**Task objective**:
Print every entry word for word, but omit the pictures.

# Start of Data

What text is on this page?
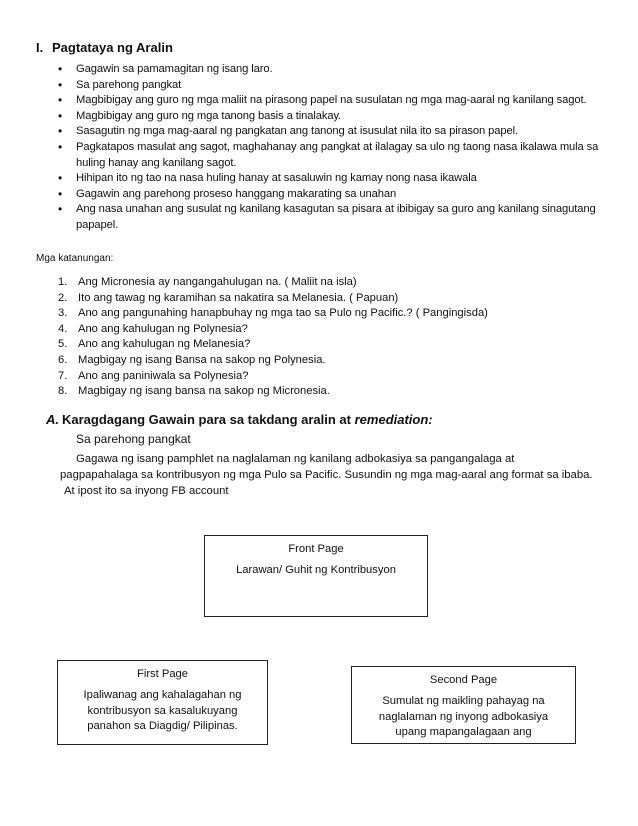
I. Pagtataya ng Aralin
• Gagawin sa pamamagitan ng isang laro.
• Sa parehong pangkat
• Magbibigay ang guro ng mga maliit na pirasong papel na susulatan ng mga mag-aaral ng kanilang sagot.
• Magbibigay ang guro ng mga tanong basis a tinalakay.
• Sasagutin ng mga mag-aaral ng pangkatan ang tanong at isusulat nila ito sa pirason papel.
• Pagkatapos masulat ang sagot, maghahanay ang pangkat at ilalagay sa ulo ng taong nasa ikalawa mula sa huling hanay ang kanilang sagot.
• Hihipan ito ng tao na nasa huling hanay at sasaluwin ng kamay nong nasa ikawala
• Gagawin ang parehong proseso hanggang makarating sa unahan
• Ang nasa unahan ang susulat ng kanilang kasagutan sa pisara at ibibigay sa guro ang kanilang sinagutang papapel.
Mga katanungan:
1. Ang Micronesia ay nangangahulugan na. ( Maliit na isla)
2. Ito ang tawag ng karamihan sa nakatira sa Melanesia. ( Papuan)
3. Ano ang pangunahing hanapbuhay ng mga tao sa Pulo ng Pacific.? ( Pangingisda)
4. Ano ang kahulugan ng Polynesia?
5. Ano ang kahulugan ng Melanesia?
6. Magbigay ng isang Bansa na sakop ng Polynesia.
7. Ano ang paniniwala sa Polynesia?
8. Magbigay ng isang bansa na sakop ng Micronesia.
A. Karagdagang Gawain para sa takdang aralin at remediation:
Sa parehong pangkat
Gagawa ng isang pamphlet na naglalaman ng kanilang adbokasiya sa pangangalaga at
pagpapahalaga sa kontribusyon ng mga Pulo sa Pacific. Susundin ng mga mag-aaral ang format sa ibaba.
At ipost ito sa inyong FB account
Front Page
Larawan/ Guhit ng Kontribusyon
First Page
Ipaliwanag ang kahalagahan ng kontribusyon sa kasalukuyang panahon sa Diagdig/ Pilipinas.
Second Page
Sumulat ng maikling pahayag na naglalaman ng inyong adbokasiya upang mapangalagaan ang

# End of Data

**Task answer**:
What text is on this page?
I. Pagtataya ng Aralin
• Gagawin sa pamamagitan ng isang laro.
• Sa parehong pangkat
• Magbibigay ang guro ng mga maliit na pirasong papel na susulatan ng mga mag-aaral ng kanilang sagot.
• Magbibigay ang guro ng mga tanong basis a tinalakay.
• Sasagutin ng mga mag-aaral ng pangkatan ang tanong at isusulat nila ito sa pirason papel.
• Pagkatapos masulat ang sagot, maghahanay ang pangkat at ilalagay sa ulo ng taong nasa ikalawa mula sa huling hanay ang kanilang sagot.
• Hihipan ito ng tao na nasa huling hanay at sasaluwin ng kamay nong nasa ikawala
• Gagawin ang parehong proseso hanggang makarating sa unahan
• Ang nasa unahan ang susulat ng kanilang kasagutan sa pisara at ibibigay sa guro ang kanilang sinagutang papapel.
Mga katanungan:
1. Ang Micronesia ay nangangahulugan na. ( Maliit na isla)
2. Ito ang tawag ng karamihan sa nakatira sa Melanesia. ( Papuan)
3. Ano ang pangunahing hanapbuhay ng mga tao sa Pulo ng Pacific.? ( Pangingisda)
4. Ano ang kahulugan ng Polynesia?
5. Ano ang kahulugan ng Melanesia?
6. Magbigay ng isang Bansa na sakop ng Polynesia.
7. Ano ang paniniwala sa Polynesia?
8. Magbigay ng isang bansa na sakop ng Micronesia.
A. Karagdagang Gawain para sa takdang aralin at remediation:
Sa parehong pangkat
Gagawa ng isang pamphlet na naglalaman ng kanilang adbokasiya sa pangangalaga at
pagpapahalaga sa kontribusyon ng mga Pulo sa Pacific. Susundin ng mga mag-aaral ang format sa ibaba.
At ipost ito sa inyong FB account
Front Page
Larawan/ Guhit ng Kontribusyon
First Page
Ipaliwanag ang kahalagahan ng kontribusyon sa kasalukuyang panahon sa Diagdig/ Pilipinas.
Second Page
Sumulat ng maikling pahayag na naglalaman ng inyong adbokasiya upang mapangalagaan ang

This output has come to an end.